Records taken from a collection:
-.-.-
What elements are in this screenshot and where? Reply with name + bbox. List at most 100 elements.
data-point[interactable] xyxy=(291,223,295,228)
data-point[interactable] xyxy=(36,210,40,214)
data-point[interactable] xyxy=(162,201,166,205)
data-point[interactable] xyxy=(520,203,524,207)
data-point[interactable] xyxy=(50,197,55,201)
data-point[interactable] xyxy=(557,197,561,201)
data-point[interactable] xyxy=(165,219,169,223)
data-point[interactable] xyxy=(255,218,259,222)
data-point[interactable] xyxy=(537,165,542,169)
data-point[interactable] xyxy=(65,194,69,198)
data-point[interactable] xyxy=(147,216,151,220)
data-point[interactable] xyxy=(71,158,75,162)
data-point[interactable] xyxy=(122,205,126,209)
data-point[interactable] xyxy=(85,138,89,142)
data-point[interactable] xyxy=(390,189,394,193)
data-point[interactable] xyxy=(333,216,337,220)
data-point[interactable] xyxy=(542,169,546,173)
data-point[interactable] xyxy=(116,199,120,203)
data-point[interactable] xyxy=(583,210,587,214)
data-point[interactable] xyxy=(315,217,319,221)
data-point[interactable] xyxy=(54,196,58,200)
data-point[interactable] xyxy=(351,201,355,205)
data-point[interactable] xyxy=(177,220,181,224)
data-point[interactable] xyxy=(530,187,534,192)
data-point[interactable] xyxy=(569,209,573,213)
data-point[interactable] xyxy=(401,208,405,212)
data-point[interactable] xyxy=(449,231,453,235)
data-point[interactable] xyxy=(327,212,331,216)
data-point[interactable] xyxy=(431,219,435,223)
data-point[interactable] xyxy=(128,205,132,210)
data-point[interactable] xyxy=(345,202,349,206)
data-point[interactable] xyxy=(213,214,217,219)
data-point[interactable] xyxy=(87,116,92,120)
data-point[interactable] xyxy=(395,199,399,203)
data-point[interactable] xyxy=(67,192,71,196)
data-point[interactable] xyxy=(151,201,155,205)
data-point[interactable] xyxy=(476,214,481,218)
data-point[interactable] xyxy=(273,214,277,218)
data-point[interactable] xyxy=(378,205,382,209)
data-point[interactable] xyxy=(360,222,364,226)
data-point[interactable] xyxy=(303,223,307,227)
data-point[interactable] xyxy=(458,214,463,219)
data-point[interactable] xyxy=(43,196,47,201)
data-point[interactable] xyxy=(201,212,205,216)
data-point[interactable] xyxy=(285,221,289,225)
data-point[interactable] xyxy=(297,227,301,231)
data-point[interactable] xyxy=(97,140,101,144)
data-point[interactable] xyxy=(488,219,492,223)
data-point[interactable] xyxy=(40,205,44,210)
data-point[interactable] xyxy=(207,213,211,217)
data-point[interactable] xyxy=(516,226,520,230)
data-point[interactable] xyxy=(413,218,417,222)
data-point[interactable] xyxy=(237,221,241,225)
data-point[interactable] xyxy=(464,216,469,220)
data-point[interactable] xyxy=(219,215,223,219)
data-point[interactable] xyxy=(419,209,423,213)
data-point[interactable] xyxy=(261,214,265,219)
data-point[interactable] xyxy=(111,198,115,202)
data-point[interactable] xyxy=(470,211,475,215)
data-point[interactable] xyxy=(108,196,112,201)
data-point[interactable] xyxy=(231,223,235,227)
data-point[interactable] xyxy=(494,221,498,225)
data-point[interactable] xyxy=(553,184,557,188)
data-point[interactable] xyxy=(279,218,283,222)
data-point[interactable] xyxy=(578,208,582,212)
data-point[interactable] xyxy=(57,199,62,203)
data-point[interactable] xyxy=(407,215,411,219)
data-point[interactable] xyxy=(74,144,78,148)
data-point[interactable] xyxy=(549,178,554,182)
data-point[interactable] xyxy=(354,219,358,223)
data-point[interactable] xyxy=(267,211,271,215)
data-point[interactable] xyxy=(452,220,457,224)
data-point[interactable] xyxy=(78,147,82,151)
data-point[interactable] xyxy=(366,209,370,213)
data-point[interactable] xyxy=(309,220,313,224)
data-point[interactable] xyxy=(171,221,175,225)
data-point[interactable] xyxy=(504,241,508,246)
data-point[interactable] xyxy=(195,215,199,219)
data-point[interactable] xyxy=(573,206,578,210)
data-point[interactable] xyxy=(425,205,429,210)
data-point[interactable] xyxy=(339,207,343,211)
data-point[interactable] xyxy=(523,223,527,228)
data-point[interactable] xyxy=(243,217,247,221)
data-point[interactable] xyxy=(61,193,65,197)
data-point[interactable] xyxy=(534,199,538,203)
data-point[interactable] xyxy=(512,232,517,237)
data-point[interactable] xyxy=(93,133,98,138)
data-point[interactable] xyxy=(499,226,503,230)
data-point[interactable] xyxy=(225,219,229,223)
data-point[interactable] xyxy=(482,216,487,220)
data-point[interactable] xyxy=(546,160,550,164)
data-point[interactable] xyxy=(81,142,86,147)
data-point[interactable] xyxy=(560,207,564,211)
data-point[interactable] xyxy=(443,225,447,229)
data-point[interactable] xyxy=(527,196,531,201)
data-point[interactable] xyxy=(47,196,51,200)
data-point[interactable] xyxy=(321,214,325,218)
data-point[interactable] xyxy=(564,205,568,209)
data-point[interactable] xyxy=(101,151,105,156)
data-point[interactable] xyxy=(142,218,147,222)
-.-.-
TO BE DONE: Copy out the listing above without changes. Start with its first line and stop with the line containing "data-point[interactable] xyxy=(520,203,524,207)", including that line.

FINISHED TASK:
What elements are in this screenshot and where? Reply with name + bbox. List at most 100 elements.
data-point[interactable] xyxy=(291,223,295,228)
data-point[interactable] xyxy=(36,210,40,214)
data-point[interactable] xyxy=(162,201,166,205)
data-point[interactable] xyxy=(520,203,524,207)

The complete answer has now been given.